→ Written instruction: Repeat everything in the material exactly.

Extracts from a graphics dataset:
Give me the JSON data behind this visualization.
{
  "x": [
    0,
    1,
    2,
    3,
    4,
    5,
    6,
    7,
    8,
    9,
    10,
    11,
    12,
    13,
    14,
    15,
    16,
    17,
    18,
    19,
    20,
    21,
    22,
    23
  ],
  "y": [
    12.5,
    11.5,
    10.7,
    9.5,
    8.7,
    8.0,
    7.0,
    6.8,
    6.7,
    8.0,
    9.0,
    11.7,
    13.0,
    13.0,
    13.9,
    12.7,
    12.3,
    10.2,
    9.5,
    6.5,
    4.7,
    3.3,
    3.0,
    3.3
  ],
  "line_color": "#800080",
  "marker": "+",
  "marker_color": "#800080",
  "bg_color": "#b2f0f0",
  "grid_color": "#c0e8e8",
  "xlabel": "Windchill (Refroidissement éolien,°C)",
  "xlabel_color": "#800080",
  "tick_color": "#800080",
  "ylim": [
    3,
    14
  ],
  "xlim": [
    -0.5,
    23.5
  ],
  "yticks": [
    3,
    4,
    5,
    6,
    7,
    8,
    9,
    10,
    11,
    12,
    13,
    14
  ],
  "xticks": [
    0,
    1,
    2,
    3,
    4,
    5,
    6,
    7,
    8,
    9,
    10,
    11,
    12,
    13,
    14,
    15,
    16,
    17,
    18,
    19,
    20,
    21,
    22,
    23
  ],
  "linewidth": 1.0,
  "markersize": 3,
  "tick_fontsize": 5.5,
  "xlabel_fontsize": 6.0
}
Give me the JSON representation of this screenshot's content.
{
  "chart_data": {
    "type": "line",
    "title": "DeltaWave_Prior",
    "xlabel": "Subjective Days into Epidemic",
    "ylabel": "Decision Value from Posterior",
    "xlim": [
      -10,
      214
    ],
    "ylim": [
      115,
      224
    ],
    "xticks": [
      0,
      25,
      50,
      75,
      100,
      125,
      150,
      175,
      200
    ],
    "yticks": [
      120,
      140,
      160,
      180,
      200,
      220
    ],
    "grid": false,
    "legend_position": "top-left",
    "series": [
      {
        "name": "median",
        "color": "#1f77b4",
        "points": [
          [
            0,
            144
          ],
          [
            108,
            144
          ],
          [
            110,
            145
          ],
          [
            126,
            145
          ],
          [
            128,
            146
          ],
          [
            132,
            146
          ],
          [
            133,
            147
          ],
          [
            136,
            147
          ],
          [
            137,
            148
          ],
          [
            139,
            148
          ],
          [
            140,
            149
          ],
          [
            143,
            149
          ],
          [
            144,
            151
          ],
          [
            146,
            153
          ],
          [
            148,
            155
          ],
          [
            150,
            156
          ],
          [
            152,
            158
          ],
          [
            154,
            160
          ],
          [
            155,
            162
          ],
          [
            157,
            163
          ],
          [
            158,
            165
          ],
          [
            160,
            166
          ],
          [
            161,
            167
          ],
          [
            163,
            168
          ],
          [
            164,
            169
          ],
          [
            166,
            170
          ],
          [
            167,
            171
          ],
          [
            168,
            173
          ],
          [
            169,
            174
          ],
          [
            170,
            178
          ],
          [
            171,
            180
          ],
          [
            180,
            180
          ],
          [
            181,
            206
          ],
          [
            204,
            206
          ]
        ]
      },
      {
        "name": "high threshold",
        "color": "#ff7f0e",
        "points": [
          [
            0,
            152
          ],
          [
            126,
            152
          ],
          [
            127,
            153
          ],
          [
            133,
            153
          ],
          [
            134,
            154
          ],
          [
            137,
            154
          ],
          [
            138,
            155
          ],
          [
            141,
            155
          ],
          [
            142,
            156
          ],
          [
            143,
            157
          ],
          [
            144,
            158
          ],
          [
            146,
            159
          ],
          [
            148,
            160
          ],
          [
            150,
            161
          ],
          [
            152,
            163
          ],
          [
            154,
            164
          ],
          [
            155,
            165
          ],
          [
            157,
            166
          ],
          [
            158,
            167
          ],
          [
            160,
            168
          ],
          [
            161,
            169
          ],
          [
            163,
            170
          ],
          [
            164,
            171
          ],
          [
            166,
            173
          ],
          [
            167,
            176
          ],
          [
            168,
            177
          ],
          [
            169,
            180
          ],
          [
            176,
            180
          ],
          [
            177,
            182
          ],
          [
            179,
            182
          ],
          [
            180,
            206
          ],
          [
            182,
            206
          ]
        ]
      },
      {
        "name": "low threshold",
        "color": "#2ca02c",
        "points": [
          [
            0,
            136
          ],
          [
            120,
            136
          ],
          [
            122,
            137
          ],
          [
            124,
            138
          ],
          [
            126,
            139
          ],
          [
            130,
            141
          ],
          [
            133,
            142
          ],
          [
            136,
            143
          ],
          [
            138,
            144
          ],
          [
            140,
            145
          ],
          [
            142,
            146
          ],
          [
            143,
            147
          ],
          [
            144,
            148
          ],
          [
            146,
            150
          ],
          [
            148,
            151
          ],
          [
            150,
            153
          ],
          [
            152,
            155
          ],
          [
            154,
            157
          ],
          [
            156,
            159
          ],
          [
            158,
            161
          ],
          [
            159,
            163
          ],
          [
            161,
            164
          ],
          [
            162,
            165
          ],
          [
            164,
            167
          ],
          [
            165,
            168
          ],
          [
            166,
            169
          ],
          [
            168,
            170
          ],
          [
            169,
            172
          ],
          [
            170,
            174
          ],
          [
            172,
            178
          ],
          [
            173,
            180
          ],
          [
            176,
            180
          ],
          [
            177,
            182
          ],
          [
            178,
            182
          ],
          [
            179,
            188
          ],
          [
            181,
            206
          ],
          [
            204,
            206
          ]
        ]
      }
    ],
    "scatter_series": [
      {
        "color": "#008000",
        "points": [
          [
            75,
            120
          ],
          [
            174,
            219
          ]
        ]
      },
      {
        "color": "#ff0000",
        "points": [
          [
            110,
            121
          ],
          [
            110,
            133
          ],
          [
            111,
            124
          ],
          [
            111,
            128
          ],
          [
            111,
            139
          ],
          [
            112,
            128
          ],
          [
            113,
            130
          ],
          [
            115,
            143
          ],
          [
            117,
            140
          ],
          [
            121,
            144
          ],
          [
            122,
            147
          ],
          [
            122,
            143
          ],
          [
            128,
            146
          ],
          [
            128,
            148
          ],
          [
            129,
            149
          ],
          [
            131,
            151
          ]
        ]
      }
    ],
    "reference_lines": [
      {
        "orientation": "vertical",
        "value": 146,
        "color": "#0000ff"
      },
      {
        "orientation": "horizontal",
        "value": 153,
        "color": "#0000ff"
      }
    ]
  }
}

→ Answer to this exercise:
Give me the JSON data behind this visualization.
{
  "x": [
    0,
    1,
    2,
    3,
    4,
    5,
    6,
    7,
    8,
    9,
    10,
    11,
    12,
    13,
    14,
    15,
    16,
    17,
    18,
    19,
    20,
    21,
    22,
    23
  ],
  "y": [
    12.5,
    11.5,
    10.7,
    9.5,
    8.7,
    8.0,
    7.0,
    6.8,
    6.7,
    8.0,
    9.0,
    11.7,
    13.0,
    13.0,
    13.9,
    12.7,
    12.3,
    10.2,
    9.5,
    6.5,
    4.7,
    3.3,
    3.0,
    3.3
  ],
  "line_color": "#800080",
  "marker": "+",
  "marker_color": "#800080",
  "bg_color": "#b2f0f0",
  "grid_color": "#c0e8e8",
  "xlabel": "Windchill (Refroidissement éolien,°C)",
  "xlabel_color": "#800080",
  "tick_color": "#800080",
  "ylim": [
    3,
    14
  ],
  "xlim": [
    -0.5,
    23.5
  ],
  "yticks": [
    3,
    4,
    5,
    6,
    7,
    8,
    9,
    10,
    11,
    12,
    13,
    14
  ],
  "xticks": [
    0,
    1,
    2,
    3,
    4,
    5,
    6,
    7,
    8,
    9,
    10,
    11,
    12,
    13,
    14,
    15,
    16,
    17,
    18,
    19,
    20,
    21,
    22,
    23
  ],
  "linewidth": 1.0,
  "markersize": 3,
  "tick_fontsize": 5.5,
  "xlabel_fontsize": 6.0
}
Give me the JSON representation of this screenshot's content.
{
  "chart_data": {
    "type": "line",
    "title": "DeltaWave_Prior",
    "xlabel": "Subjective Days into Epidemic",
    "ylabel": "Decision Value from Posterior",
    "xlim": [
      -10,
      214
    ],
    "ylim": [
      115,
      224
    ],
    "xticks": [
      0,
      25,
      50,
      75,
      100,
      125,
      150,
      175,
      200
    ],
    "yticks": [
      120,
      140,
      160,
      180,
      200,
      220
    ],
    "grid": false,
    "legend_position": "top-left",
    "series": [
      {
        "name": "median",
        "color": "#1f77b4",
        "points": [
          [
            0,
            144
          ],
          [
            108,
            144
          ],
          [
            110,
            145
          ],
          [
            126,
            145
          ],
          [
            128,
            146
          ],
          [
            132,
            146
          ],
          [
            133,
            147
          ],
          [
            136,
            147
          ],
          [
            137,
            148
          ],
          [
            139,
            148
          ],
          [
            140,
            149
          ],
          [
            143,
            149
          ],
          [
            144,
            151
          ],
          [
            146,
            153
          ],
          [
            148,
            155
          ],
          [
            150,
            156
          ],
          [
            152,
            158
          ],
          [
            154,
            160
          ],
          [
            155,
            162
          ],
          [
            157,
            163
          ],
          [
            158,
            165
          ],
          [
            160,
            166
          ],
          [
            161,
            167
          ],
          [
            163,
            168
          ],
          [
            164,
            169
          ],
          [
            166,
            170
          ],
          [
            167,
            171
          ],
          [
            168,
            173
          ],
          [
            169,
            174
          ],
          [
            170,
            178
          ],
          [
            171,
            180
          ],
          [
            180,
            180
          ],
          [
            181,
            206
          ],
          [
            204,
            206
          ]
        ]
      },
      {
        "name": "high threshold",
        "color": "#ff7f0e",
        "points": [
          [
            0,
            152
          ],
          [
            126,
            152
          ],
          [
            127,
            153
          ],
          [
            133,
            153
          ],
          [
            134,
            154
          ],
          [
            137,
            154
          ],
          [
            138,
            155
          ],
          [
            141,
            155
          ],
          [
            142,
            156
          ],
          [
            143,
            157
          ],
          [
            144,
            158
          ],
          [
            146,
            159
          ],
          [
            148,
            160
          ],
          [
            150,
            161
          ],
          [
            152,
            163
          ],
          [
            154,
            164
          ],
          [
            155,
            165
          ],
          [
            157,
            166
          ],
          [
            158,
            167
          ],
          [
            160,
            168
          ],
          [
            161,
            169
          ],
          [
            163,
            170
          ],
          [
            164,
            171
          ],
          [
            166,
            173
          ],
          [
            167,
            176
          ],
          [
            168,
            177
          ],
          [
            169,
            180
          ],
          [
            176,
            180
          ],
          [
            177,
            182
          ],
          [
            179,
            182
          ],
          [
            180,
            206
          ],
          [
            182,
            206
          ]
        ]
      },
      {
        "name": "low threshold",
        "color": "#2ca02c",
        "points": [
          [
            0,
            136
          ],
          [
            120,
            136
          ],
          [
            122,
            137
          ],
          [
            124,
            138
          ],
          [
            126,
            139
          ],
          [
            130,
            141
          ],
          [
            133,
            142
          ],
          [
            136,
            143
          ],
          [
            138,
            144
          ],
          [
            140,
            145
          ],
          [
            142,
            146
          ],
          [
            143,
            147
          ],
          [
            144,
            148
          ],
          [
            146,
            150
          ],
          [
            148,
            151
          ],
          [
            150,
            153
          ],
          [
            152,
            155
          ],
          [
            154,
            157
          ],
          [
            156,
            159
          ],
          [
            158,
            161
          ],
          [
            159,
            163
          ],
          [
            161,
            164
          ],
          [
            162,
            165
          ],
          [
            164,
            167
          ],
          [
            165,
            168
          ],
          [
            166,
            169
          ],
          [
            168,
            170
          ],
          [
            169,
            172
          ],
          [
            170,
            174
          ],
          [
            172,
            178
          ],
          [
            173,
            180
          ],
          [
            176,
            180
          ],
          [
            177,
            182
          ],
          [
            178,
            182
          ],
          [
            179,
            188
          ],
          [
            181,
            206
          ],
          [
            204,
            206
          ]
        ]
      }
    ],
    "scatter_series": [
      {
        "color": "#008000",
        "points": [
          [
            75,
            120
          ],
          [
            174,
            219
          ]
        ]
      },
      {
        "color": "#ff0000",
        "points": [
          [
            110,
            121
          ],
          [
            110,
            133
          ],
          [
            111,
            124
          ],
          [
            111,
            128
          ],
          [
            111,
            139
          ],
          [
            112,
            128
          ],
          [
            113,
            130
          ],
          [
            115,
            143
          ],
          [
            117,
            140
          ],
          [
            121,
            144
          ],
          [
            122,
            147
          ],
          [
            122,
            143
          ],
          [
            128,
            146
          ],
          [
            128,
            148
          ],
          [
            129,
            149
          ],
          [
            131,
            151
          ]
        ]
      }
    ],
    "reference_lines": [
      {
        "orientation": "vertical",
        "value": 146,
        "color": "#0000ff"
      },
      {
        "orientation": "horizontal",
        "value": 153,
        "color": "#0000ff"
      }
    ]
  }
}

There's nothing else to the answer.